What to produce
Transcribe every line of the records verbatim.
— Start —
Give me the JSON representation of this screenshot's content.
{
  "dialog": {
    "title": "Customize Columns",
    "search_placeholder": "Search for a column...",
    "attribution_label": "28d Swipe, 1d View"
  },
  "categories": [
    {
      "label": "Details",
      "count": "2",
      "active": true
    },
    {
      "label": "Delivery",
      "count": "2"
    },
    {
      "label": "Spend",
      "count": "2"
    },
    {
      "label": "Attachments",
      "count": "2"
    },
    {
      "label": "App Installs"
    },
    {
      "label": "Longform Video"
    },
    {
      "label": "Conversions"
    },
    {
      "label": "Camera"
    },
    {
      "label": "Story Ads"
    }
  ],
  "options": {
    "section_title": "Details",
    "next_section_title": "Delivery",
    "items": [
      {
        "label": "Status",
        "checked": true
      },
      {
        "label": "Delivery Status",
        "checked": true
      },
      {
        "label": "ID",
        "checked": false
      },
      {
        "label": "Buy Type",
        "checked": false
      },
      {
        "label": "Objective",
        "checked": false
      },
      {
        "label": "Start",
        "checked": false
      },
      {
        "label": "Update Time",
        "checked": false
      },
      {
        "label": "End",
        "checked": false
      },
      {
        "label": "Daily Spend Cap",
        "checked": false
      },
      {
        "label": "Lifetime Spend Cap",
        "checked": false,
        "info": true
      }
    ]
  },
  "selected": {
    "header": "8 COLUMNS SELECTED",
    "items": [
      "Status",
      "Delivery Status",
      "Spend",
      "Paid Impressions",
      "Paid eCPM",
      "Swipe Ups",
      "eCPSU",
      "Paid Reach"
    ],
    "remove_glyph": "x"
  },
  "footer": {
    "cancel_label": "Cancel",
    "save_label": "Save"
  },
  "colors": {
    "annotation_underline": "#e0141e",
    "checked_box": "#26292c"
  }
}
— End —
Complete output
Give me the JSON representation of this screenshot's content.
{
  "dialog": {
    "title": "Customize Columns",
    "search_placeholder": "Search for a column...",
    "attribution_label": "28d Swipe, 1d View"
  },
  "categories": [
    {
      "label": "Details",
      "count": "2",
      "active": true
    },
    {
      "label": "Delivery",
      "count": "2"
    },
    {
      "label": "Spend",
      "count": "2"
    },
    {
      "label": "Attachments",
      "count": "2"
    },
    {
      "label": "App Installs"
    },
    {
      "label": "Longform Video"
    },
    {
      "label": "Conversions"
    },
    {
      "label": "Camera"
    },
    {
      "label": "Story Ads"
    }
  ],
  "options": {
    "section_title": "Details",
    "next_section_title": "Delivery",
    "items": [
      {
        "label": "Status",
        "checked": true
      },
      {
        "label": "Delivery Status",
        "checked": true
      },
      {
        "label": "ID",
        "checked": false
      },
      {
        "label": "Buy Type",
        "checked": false
      },
      {
        "label": "Objective",
        "checked": false
      },
      {
        "label": "Start",
        "checked": false
      },
      {
        "label": "Update Time",
        "checked": false
      },
      {
        "label": "End",
        "checked": false
      },
      {
        "label": "Daily Spend Cap",
        "checked": false
      },
      {
        "label": "Lifetime Spend Cap",
        "checked": false,
        "info": true
      }
    ]
  },
  "selected": {
    "header": "8 COLUMNS SELECTED",
    "items": [
      "Status",
      "Delivery Status",
      "Spend",
      "Paid Impressions",
      "Paid eCPM",
      "Swipe Ups",
      "eCPSU",
      "Paid Reach"
    ],
    "remove_glyph": "x"
  },
  "footer": {
    "cancel_label": "Cancel",
    "save_label": "Save"
  },
  "colors": {
    "annotation_underline": "#e0141e",
    "checked_box": "#26292c"
  }
}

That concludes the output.